* _Requirement_: Will you give every entry again exactly as it stands?

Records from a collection
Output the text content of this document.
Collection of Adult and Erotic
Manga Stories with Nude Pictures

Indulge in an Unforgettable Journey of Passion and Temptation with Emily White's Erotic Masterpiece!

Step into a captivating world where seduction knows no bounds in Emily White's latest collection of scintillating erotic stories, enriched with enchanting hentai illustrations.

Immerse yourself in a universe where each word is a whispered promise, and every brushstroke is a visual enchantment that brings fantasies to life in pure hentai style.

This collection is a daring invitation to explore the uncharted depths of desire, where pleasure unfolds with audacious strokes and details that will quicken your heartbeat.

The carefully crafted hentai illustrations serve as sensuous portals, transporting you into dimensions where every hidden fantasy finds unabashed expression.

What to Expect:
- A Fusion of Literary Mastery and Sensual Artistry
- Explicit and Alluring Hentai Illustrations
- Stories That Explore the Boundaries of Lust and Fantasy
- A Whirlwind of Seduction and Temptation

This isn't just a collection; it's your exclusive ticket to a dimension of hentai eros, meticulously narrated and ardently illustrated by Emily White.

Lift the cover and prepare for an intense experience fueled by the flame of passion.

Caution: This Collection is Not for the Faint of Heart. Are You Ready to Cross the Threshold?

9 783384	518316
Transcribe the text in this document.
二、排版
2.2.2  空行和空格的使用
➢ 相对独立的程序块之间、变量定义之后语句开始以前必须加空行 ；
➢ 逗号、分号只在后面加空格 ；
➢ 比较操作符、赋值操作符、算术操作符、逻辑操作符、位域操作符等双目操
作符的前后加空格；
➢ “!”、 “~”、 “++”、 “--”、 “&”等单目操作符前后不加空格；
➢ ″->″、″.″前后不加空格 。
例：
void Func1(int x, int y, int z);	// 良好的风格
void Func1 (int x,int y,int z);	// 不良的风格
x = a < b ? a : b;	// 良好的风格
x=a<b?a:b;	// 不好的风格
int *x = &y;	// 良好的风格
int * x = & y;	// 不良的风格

* _Task solution_:
Output the text content of this document.
Collection of Adult and Erotic
Manga Stories with Nude Pictures

Indulge in an Unforgettable Journey of Passion and Temptation with Emily White's Erotic Masterpiece!

Step into a captivating world where seduction knows no bounds in Emily White's latest collection of scintillating erotic stories, enriched with enchanting hentai illustrations.

Immerse yourself in a universe where each word is a whispered promise, and every brushstroke is a visual enchantment that brings fantasies to life in pure hentai style.

This collection is a daring invitation to explore the uncharted depths of desire, where pleasure unfolds with audacious strokes and details that will quicken your heartbeat.

The carefully crafted hentai illustrations serve as sensuous portals, transporting you into dimensions where every hidden fantasy finds unabashed expression.

What to Expect:
- A Fusion of Literary Mastery and Sensual Artistry
- Explicit and Alluring Hentai Illustrations
- Stories That Explore the Boundaries of Lust and Fantasy
- A Whirlwind of Seduction and Temptation

This isn't just a collection; it's your exclusive ticket to a dimension of hentai eros, meticulously narrated and ardently illustrated by Emily White.

Lift the cover and prepare for an intense experience fueled by the flame of passion.

Caution: This Collection is Not for the Faint of Heart. Are You Ready to Cross the Threshold?

9 783384	518316
Transcribe the text in this document.
二、排版
2.2.2  空行和空格的使用
➢ 相对独立的程序块之间、变量定义之后语句开始以前必须加空行 ；
➢ 逗号、分号只在后面加空格 ；
➢ 比较操作符、赋值操作符、算术操作符、逻辑操作符、位域操作符等双目操
作符的前后加空格；
➢ “!”、 “~”、 “++”、 “--”、 “&”等单目操作符前后不加空格；
➢ ″->″、″.″前后不加空格 。
例：
void Func1(int x, int y, int z);	// 良好的风格
void Func1 (int x,int y,int z);	// 不良的风格
x = a < b ? a : b;	// 良好的风格
x=a<b?a:b;	// 不好的风格
int *x = &y;	// 良好的风格
int * x = & y;	// 不良的风格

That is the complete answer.